** Begin RECORDS SUPPLIED **
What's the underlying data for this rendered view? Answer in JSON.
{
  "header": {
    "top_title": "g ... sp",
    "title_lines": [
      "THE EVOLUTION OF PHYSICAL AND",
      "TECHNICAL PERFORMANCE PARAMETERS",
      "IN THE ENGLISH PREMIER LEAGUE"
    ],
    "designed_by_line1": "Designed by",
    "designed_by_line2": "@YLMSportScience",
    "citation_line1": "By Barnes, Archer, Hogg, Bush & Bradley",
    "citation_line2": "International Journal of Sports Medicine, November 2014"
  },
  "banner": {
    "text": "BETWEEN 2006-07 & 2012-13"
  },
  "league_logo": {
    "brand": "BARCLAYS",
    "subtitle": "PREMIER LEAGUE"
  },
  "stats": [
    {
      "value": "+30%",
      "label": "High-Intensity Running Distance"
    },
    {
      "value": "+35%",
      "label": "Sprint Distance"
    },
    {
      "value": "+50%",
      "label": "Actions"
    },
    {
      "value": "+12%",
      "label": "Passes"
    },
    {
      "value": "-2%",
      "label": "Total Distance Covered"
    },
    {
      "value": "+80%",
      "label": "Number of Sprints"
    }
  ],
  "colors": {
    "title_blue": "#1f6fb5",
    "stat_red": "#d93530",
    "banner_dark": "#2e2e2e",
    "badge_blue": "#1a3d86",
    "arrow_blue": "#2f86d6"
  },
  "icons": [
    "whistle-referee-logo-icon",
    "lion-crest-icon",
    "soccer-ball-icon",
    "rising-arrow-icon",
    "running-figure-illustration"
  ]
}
** End RECORDS SUPPLIED **
* **YOUR INSTRUCTIONS**: Tally the lines in the listing that hold "PREMIER" and report the number alone.

* **TASK RESULT**: 2